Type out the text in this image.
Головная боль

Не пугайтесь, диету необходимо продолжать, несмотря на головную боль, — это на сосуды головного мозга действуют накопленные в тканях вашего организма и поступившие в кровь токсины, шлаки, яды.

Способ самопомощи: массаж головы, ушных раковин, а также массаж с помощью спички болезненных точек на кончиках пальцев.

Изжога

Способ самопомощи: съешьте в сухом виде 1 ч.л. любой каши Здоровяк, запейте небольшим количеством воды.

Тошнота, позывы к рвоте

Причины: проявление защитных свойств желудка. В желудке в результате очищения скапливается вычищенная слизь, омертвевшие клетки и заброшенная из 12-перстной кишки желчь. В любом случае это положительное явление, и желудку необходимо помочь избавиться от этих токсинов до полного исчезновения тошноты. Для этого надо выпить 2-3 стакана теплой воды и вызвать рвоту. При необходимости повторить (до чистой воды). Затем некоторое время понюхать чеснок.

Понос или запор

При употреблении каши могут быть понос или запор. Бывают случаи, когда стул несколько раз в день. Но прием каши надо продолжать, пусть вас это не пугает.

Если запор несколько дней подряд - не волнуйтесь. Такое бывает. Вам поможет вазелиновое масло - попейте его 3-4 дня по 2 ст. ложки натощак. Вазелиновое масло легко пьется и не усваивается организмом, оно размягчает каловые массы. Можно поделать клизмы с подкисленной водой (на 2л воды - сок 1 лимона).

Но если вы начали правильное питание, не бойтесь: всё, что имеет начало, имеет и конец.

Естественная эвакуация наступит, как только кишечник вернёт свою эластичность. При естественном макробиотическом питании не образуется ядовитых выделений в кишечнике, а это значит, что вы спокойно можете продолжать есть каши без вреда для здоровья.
········
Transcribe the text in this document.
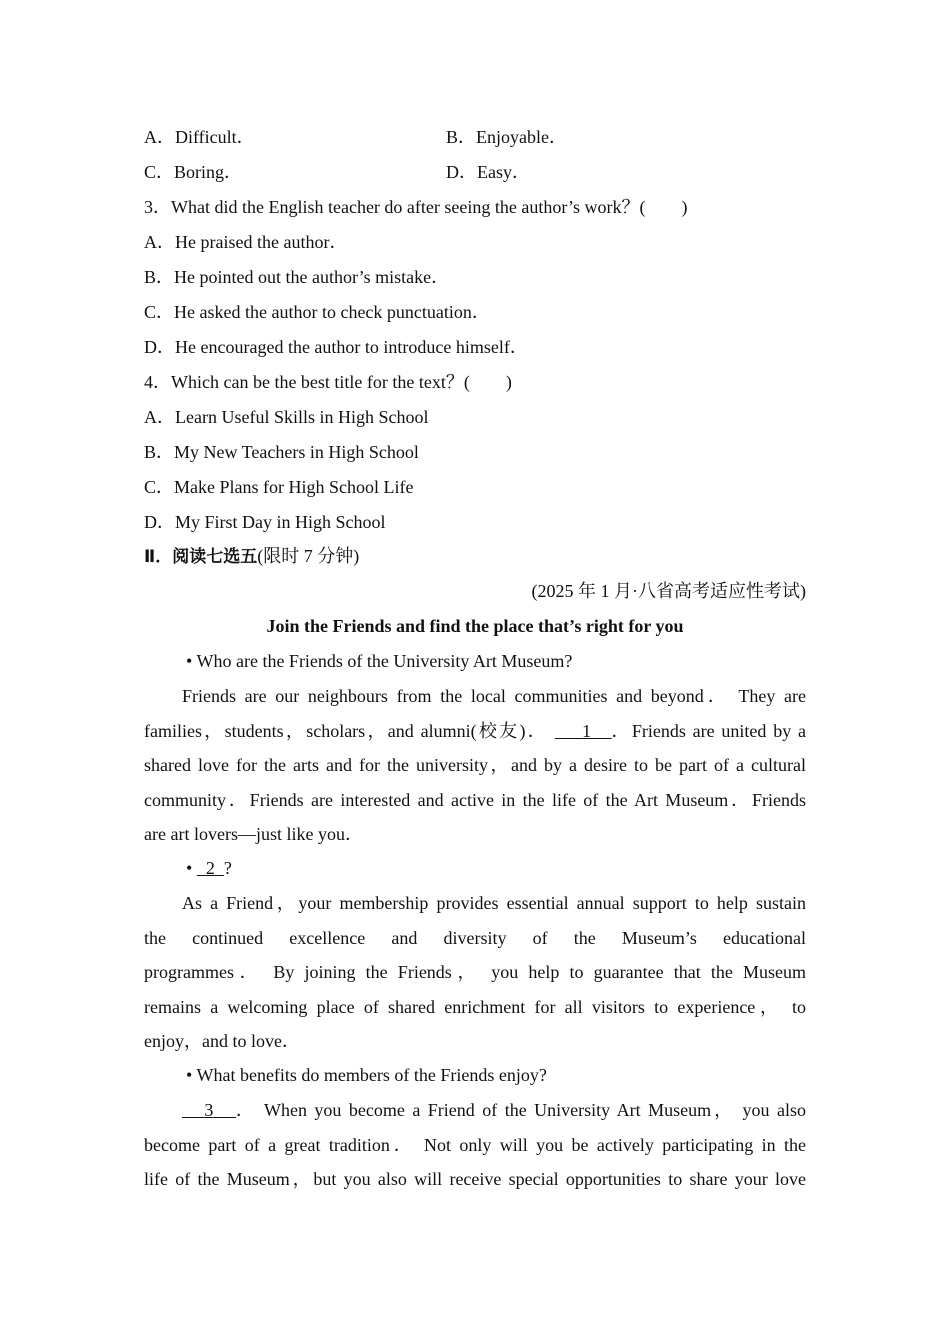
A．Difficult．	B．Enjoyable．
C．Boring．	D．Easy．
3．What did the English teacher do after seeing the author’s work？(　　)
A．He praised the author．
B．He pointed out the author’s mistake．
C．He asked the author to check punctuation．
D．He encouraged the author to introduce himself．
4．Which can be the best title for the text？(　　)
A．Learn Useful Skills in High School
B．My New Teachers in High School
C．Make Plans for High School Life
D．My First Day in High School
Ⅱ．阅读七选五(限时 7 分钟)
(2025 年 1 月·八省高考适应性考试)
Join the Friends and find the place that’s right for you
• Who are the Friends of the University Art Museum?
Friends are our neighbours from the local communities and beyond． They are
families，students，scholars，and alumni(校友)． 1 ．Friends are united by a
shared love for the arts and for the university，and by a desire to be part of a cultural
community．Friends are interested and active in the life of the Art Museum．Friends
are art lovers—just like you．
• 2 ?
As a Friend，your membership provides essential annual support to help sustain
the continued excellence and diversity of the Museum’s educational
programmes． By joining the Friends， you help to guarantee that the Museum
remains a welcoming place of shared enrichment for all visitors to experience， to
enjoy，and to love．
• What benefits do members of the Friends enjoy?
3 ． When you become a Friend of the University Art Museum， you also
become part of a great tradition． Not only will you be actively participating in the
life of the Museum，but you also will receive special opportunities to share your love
········
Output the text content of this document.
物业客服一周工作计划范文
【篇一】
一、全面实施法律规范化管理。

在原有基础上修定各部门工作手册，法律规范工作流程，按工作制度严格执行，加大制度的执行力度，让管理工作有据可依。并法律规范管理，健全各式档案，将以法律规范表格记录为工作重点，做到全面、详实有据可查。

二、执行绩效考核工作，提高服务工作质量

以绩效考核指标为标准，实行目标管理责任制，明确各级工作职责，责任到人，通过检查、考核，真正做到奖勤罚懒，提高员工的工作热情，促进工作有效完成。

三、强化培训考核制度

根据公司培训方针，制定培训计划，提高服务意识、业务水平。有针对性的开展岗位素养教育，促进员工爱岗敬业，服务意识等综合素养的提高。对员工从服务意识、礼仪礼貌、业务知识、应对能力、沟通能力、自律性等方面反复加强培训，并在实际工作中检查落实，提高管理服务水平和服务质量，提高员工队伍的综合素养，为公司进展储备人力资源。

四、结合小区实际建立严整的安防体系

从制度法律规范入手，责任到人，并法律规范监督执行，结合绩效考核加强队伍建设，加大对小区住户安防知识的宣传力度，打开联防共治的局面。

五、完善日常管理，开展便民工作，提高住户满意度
········
### EXERCISE REQUIREMENTS
Pick out and copy every line that contains the word "责任到人".

### CORRECT RESULT
以绩效考核指标为标准，实行目标管理责任制，明确各级工作职责，责任到人，通过检查、考核，真正做到奖勤罚懒，提高员工的工作热情，促进工作有效完成。
从制度法律规范入手，责任到人，并法律规范监督执行，结合绩效考核加强队伍建设，加大对小区住户安防知识的宣传力度，打开联防共治的局面。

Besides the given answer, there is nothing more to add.